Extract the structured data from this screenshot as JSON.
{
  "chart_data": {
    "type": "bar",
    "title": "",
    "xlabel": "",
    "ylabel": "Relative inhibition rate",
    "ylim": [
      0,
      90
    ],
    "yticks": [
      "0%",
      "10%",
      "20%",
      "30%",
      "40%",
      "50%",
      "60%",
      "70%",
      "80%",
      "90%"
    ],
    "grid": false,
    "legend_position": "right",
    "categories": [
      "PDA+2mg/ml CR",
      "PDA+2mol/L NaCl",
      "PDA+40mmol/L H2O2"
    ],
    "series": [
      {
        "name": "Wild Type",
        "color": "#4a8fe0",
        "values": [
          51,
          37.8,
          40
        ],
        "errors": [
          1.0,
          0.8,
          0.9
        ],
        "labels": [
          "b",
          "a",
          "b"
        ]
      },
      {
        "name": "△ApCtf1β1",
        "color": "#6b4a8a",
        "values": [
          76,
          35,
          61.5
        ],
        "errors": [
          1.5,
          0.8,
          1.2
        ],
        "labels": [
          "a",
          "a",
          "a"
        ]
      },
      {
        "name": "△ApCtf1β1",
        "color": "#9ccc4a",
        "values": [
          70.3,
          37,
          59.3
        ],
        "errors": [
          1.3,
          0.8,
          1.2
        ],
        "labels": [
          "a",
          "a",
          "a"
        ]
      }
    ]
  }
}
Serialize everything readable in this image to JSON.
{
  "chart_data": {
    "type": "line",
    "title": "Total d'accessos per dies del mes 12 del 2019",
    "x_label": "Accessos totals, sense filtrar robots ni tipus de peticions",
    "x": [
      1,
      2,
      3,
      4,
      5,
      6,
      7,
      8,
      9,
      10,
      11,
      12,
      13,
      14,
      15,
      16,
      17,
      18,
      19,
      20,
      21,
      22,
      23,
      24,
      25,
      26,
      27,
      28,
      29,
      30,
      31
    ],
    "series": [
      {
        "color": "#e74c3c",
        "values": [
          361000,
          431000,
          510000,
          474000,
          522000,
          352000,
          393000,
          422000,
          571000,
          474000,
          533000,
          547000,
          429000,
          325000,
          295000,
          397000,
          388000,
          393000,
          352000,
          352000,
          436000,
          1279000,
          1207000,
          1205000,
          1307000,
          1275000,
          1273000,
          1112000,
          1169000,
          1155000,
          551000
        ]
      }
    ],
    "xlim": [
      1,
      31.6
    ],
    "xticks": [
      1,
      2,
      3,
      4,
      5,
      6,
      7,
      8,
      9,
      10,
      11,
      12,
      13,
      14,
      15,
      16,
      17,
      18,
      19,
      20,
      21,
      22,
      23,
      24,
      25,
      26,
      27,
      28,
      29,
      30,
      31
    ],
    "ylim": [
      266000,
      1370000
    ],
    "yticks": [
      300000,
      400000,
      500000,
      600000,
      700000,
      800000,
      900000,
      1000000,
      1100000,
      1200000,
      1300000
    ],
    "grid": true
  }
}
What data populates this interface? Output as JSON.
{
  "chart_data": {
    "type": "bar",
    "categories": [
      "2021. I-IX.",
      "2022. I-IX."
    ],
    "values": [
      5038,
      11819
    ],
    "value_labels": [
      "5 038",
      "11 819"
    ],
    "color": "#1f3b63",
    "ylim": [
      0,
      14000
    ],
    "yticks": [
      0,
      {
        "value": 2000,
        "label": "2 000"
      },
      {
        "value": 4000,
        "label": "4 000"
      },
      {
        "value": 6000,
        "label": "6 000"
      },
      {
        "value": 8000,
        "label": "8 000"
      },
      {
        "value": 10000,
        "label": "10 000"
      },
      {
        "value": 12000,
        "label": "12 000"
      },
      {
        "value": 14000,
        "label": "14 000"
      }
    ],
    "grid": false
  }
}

*Directive*
Exact output of every entry is required.

*Response*
Extract the structured data from this screenshot as JSON.
{
  "chart_data": {
    "type": "bar",
    "title": "",
    "xlabel": "",
    "ylabel": "Relative inhibition rate",
    "ylim": [
      0,
      90
    ],
    "yticks": [
      "0%",
      "10%",
      "20%",
      "30%",
      "40%",
      "50%",
      "60%",
      "70%",
      "80%",
      "90%"
    ],
    "grid": false,
    "legend_position": "right",
    "categories": [
      "PDA+2mg/ml CR",
      "PDA+2mol/L NaCl",
      "PDA+40mmol/L H2O2"
    ],
    "series": [
      {
        "name": "Wild Type",
        "color": "#4a8fe0",
        "values": [
          51,
          37.8,
          40
        ],
        "errors": [
          1.0,
          0.8,
          0.9
        ],
        "labels": [
          "b",
          "a",
          "b"
        ]
      },
      {
        "name": "△ApCtf1β1",
        "color": "#6b4a8a",
        "values": [
          76,
          35,
          61.5
        ],
        "errors": [
          1.5,
          0.8,
          1.2
        ],
        "labels": [
          "a",
          "a",
          "a"
        ]
      },
      {
        "name": "△ApCtf1β1",
        "color": "#9ccc4a",
        "values": [
          70.3,
          37,
          59.3
        ],
        "errors": [
          1.3,
          0.8,
          1.2
        ],
        "labels": [
          "a",
          "a",
          "a"
        ]
      }
    ]
  }
}
Serialize everything readable in this image to JSON.
{
  "chart_data": {
    "type": "line",
    "title": "Total d'accessos per dies del mes 12 del 2019",
    "x_label": "Accessos totals, sense filtrar robots ni tipus de peticions",
    "x": [
      1,
      2,
      3,
      4,
      5,
      6,
      7,
      8,
      9,
      10,
      11,
      12,
      13,
      14,
      15,
      16,
      17,
      18,
      19,
      20,
      21,
      22,
      23,
      24,
      25,
      26,
      27,
      28,
      29,
      30,
      31
    ],
    "series": [
      {
        "color": "#e74c3c",
        "values": [
          361000,
          431000,
          510000,
          474000,
          522000,
          352000,
          393000,
          422000,
          571000,
          474000,
          533000,
          547000,
          429000,
          325000,
          295000,
          397000,
          388000,
          393000,
          352000,
          352000,
          436000,
          1279000,
          1207000,
          1205000,
          1307000,
          1275000,
          1273000,
          1112000,
          1169000,
          1155000,
          551000
        ]
      }
    ],
    "xlim": [
      1,
      31.6
    ],
    "xticks": [
      1,
      2,
      3,
      4,
      5,
      6,
      7,
      8,
      9,
      10,
      11,
      12,
      13,
      14,
      15,
      16,
      17,
      18,
      19,
      20,
      21,
      22,
      23,
      24,
      25,
      26,
      27,
      28,
      29,
      30,
      31
    ],
    "ylim": [
      266000,
      1370000
    ],
    "yticks": [
      300000,
      400000,
      500000,
      600000,
      700000,
      800000,
      900000,
      1000000,
      1100000,
      1200000,
      1300000
    ],
    "grid": true
  }
}
What data populates this interface? Output as JSON.
{
  "chart_data": {
    "type": "bar",
    "categories": [
      "2021. I-IX.",
      "2022. I-IX."
    ],
    "values": [
      5038,
      11819
    ],
    "value_labels": [
      "5 038",
      "11 819"
    ],
    "color": "#1f3b63",
    "ylim": [
      0,
      14000
    ],
    "yticks": [
      0,
      {
        "value": 2000,
        "label": "2 000"
      },
      {
        "value": 4000,
        "label": "4 000"
      },
      {
        "value": 6000,
        "label": "6 000"
      },
      {
        "value": 8000,
        "label": "8 000"
      },
      {
        "value": 10000,
        "label": "10 000"
      },
      {
        "value": 12000,
        "label": "12 000"
      },
      {
        "value": 14000,
        "label": "14 000"
      }
    ],
    "grid": false
  }
}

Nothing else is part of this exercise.